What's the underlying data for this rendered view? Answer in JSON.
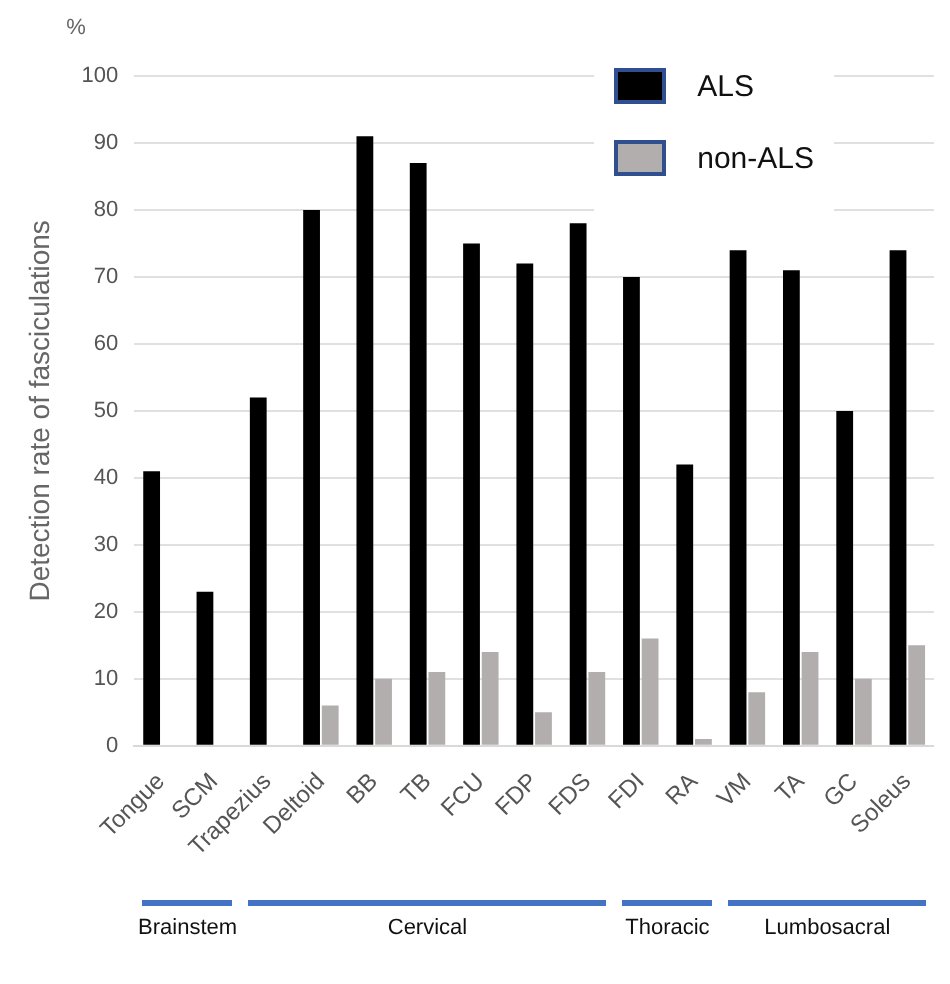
{
  "chart_data": {
    "type": "bar",
    "ylabel": "Detection rate of fasciculations",
    "categories": [
      "Tongue",
      "SCM",
      "Trapezius",
      "Deltoid",
      "BB",
      "TB",
      "FCU",
      "FDP",
      "FDS",
      "FDI",
      "RA",
      "VM",
      "TA",
      "GC",
      "Soleus"
    ],
    "series": [
      {
        "name": "ALS",
        "color": "#000000",
        "values": [
          41,
          23,
          52,
          80,
          91,
          87,
          75,
          72,
          78,
          70,
          42,
          74,
          71,
          50,
          74
        ]
      },
      {
        "name": "non-ALS",
        "color": "#b3aeae",
        "values": [
          0,
          0,
          0,
          6,
          10,
          11,
          14,
          5,
          11,
          16,
          1,
          8,
          14,
          10,
          15
        ]
      }
    ],
    "ylim": [
      0,
      100
    ],
    "yticks": [
      0,
      10,
      20,
      30,
      40,
      50,
      60,
      70,
      80,
      90,
      100
    ],
    "grid": "y",
    "legend": "top right",
    "annotations": [
      "%",
      "Brainstem",
      "Cervical",
      "Thoracic",
      "Lumbosacral"
    ]
  }
}
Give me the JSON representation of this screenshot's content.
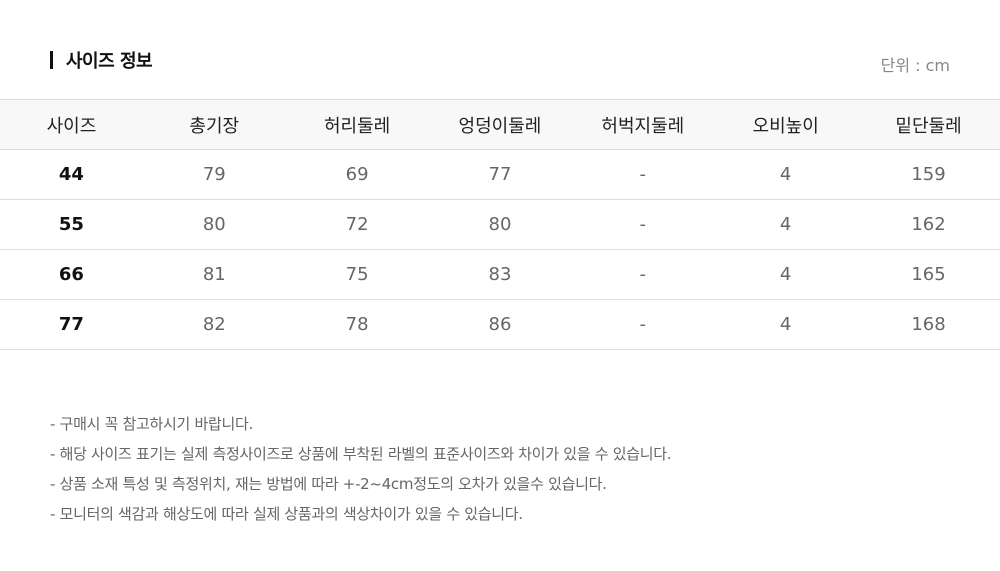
{
  "title": "사이즈 정보",
  "unit": "단위 : cm",
  "table": {
    "headers": [
      "사이즈",
      "총기장",
      "허리둘레",
      "엉덩이둘레",
      "허벅지둘레",
      "오비높이",
      "밑단둘레"
    ],
    "rows": [
      [
        "44",
        "79",
        "69",
        "77",
        "-",
        "4",
        "159"
      ],
      [
        "55",
        "80",
        "72",
        "80",
        "-",
        "4",
        "162"
      ],
      [
        "66",
        "81",
        "75",
        "83",
        "-",
        "4",
        "165"
      ],
      [
        "77",
        "82",
        "78",
        "86",
        "-",
        "4",
        "168"
      ]
    ]
  },
  "notes": [
    "- 구매시 꼭 참고하시기 바랍니다.",
    "- 해당 사이즈 표기는 실제 측정사이즈로 상품에 부착된 라벨의 표준사이즈와 차이가 있을 수 있습니다.",
    "- 상품 소재 특성 및 측정위치, 재는 방법에 따라 +-2~4cm정도의 오차가 있을수 있습니다.",
    "- 모니터의 색감과 해상도에 따라 실제 상품과의 색상차이가 있을 수 있습니다."
  ]
}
──────
Problem to solve →
Quote each record exactly as it stands, minus the pictures.

Result for this task →
What's the underlying data for this rendered view? Answer in JSON.
{
  "chart_data": {
    "type": "bar",
    "ylabel": "Detection rate of fasciculations",
    "categories": [
      "Tongue",
      "SCM",
      "Trapezius",
      "Deltoid",
      "BB",
      "TB",
      "FCU",
      "FDP",
      "FDS",
      "FDI",
      "RA",
      "VM",
      "TA",
      "GC",
      "Soleus"
    ],
    "series": [
      {
        "name": "ALS",
        "color": "#000000",
        "values": [
          41,
          23,
          52,
          80,
          91,
          87,
          75,
          72,
          78,
          70,
          42,
          74,
          71,
          50,
          74
        ]
      },
      {
        "name": "non-ALS",
        "color": "#b3aeae",
        "values": [
          0,
          0,
          0,
          6,
          10,
          11,
          14,
          5,
          11,
          16,
          1,
          8,
          14,
          10,
          15
        ]
      }
    ],
    "ylim": [
      0,
      100
    ],
    "yticks": [
      0,
      10,
      20,
      30,
      40,
      50,
      60,
      70,
      80,
      90,
      100
    ],
    "grid": "y",
    "legend": "top right",
    "annotations": [
      "%",
      "Brainstem",
      "Cervical",
      "Thoracic",
      "Lumbosacral"
    ]
  }
}
Give me the JSON representation of this screenshot's content.
{
  "title": "사이즈 정보",
  "unit": "단위 : cm",
  "table": {
    "headers": [
      "사이즈",
      "총기장",
      "허리둘레",
      "엉덩이둘레",
      "허벅지둘레",
      "오비높이",
      "밑단둘레"
    ],
    "rows": [
      [
        "44",
        "79",
        "69",
        "77",
        "-",
        "4",
        "159"
      ],
      [
        "55",
        "80",
        "72",
        "80",
        "-",
        "4",
        "162"
      ],
      [
        "66",
        "81",
        "75",
        "83",
        "-",
        "4",
        "165"
      ],
      [
        "77",
        "82",
        "78",
        "86",
        "-",
        "4",
        "168"
      ]
    ]
  },
  "notes": [
    "- 구매시 꼭 참고하시기 바랍니다.",
    "- 해당 사이즈 표기는 실제 측정사이즈로 상품에 부착된 라벨의 표준사이즈와 차이가 있을 수 있습니다.",
    "- 상품 소재 특성 및 측정위치, 재는 방법에 따라 +-2~4cm정도의 오차가 있을수 있습니다.",
    "- 모니터의 색감과 해상도에 따라 실제 상품과의 색상차이가 있을 수 있습니다."
  ]
}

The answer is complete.